• Short exercise: Locate each line below that includes "approximate" and reproduce it.

• Rows:
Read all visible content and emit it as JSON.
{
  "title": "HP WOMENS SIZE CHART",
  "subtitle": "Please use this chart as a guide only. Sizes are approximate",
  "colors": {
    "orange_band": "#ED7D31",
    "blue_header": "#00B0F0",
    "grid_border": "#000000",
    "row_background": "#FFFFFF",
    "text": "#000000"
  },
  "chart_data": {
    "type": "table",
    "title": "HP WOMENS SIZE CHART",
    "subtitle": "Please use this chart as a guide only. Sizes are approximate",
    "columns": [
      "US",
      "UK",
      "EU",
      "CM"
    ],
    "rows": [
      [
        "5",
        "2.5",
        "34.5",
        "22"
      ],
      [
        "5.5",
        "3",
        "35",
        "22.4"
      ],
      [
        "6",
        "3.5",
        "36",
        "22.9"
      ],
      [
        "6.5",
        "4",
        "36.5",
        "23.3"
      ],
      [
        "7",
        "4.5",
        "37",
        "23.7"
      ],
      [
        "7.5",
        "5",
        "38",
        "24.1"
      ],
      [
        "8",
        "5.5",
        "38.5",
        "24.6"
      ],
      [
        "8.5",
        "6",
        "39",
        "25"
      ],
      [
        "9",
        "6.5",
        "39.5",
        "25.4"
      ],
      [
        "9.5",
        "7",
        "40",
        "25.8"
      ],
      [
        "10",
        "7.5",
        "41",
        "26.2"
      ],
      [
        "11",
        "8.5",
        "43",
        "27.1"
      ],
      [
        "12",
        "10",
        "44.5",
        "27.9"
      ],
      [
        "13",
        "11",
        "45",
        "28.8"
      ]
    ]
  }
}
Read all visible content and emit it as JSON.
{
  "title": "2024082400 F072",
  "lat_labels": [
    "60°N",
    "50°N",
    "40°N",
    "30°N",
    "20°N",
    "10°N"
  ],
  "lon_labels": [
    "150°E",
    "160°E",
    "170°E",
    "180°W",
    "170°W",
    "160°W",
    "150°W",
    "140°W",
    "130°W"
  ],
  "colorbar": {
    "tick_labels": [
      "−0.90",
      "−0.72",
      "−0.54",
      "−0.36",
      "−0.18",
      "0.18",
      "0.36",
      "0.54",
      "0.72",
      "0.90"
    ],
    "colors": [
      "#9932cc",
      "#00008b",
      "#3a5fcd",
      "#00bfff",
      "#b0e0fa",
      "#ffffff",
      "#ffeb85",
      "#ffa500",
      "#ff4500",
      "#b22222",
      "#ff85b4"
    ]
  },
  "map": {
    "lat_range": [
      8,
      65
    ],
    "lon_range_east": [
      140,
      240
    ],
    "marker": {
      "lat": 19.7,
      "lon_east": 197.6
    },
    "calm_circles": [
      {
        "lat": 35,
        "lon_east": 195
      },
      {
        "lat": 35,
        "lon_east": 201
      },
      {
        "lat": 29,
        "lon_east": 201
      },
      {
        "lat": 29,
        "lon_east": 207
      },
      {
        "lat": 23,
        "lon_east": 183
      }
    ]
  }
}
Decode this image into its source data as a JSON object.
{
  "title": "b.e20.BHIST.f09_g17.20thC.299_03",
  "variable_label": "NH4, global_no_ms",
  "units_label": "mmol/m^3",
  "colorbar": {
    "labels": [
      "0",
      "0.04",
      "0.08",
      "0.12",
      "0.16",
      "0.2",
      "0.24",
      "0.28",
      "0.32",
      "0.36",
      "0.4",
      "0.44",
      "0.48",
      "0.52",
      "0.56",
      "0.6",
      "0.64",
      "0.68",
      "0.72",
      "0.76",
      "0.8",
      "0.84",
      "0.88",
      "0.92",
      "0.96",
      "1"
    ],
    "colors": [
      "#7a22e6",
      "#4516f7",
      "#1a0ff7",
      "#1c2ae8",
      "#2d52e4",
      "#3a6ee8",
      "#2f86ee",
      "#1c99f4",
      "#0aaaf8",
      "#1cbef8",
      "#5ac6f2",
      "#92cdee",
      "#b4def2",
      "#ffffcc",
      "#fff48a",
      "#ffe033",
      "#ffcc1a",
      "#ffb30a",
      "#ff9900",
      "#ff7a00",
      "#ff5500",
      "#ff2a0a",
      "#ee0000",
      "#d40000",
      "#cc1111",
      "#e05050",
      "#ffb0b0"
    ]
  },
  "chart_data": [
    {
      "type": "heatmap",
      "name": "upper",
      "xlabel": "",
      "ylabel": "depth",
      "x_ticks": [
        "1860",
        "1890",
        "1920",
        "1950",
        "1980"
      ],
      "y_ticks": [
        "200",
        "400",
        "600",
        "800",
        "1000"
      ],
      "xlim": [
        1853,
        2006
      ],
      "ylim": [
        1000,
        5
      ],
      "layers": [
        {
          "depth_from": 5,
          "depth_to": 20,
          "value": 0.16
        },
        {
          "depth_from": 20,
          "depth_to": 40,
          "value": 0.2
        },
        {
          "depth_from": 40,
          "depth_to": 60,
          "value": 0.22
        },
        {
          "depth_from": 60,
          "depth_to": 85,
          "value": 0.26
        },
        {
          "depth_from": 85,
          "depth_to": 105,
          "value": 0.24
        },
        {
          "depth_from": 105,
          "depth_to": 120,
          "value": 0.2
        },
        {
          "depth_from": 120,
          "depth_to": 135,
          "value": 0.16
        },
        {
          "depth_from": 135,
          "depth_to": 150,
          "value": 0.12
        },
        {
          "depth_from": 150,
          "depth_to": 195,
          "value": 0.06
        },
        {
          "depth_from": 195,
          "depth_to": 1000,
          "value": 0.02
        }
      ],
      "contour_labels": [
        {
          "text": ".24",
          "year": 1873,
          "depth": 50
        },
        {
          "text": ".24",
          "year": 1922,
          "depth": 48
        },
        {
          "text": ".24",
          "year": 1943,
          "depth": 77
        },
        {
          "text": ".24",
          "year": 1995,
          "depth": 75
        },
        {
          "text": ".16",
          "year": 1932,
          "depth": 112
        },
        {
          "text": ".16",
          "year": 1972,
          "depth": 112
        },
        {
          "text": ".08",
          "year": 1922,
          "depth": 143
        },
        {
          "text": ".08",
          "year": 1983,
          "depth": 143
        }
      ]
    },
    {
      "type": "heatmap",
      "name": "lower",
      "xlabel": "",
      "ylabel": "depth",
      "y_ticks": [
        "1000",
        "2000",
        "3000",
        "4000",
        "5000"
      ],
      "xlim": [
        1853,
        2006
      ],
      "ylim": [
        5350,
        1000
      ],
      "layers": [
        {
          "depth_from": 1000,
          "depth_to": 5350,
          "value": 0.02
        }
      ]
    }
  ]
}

• Written solution:
  "subtitle": "Please use this chart as a guide only. Sizes are approximate",
    "subtitle": "Please use this chart as a guide only. Sizes are approximate",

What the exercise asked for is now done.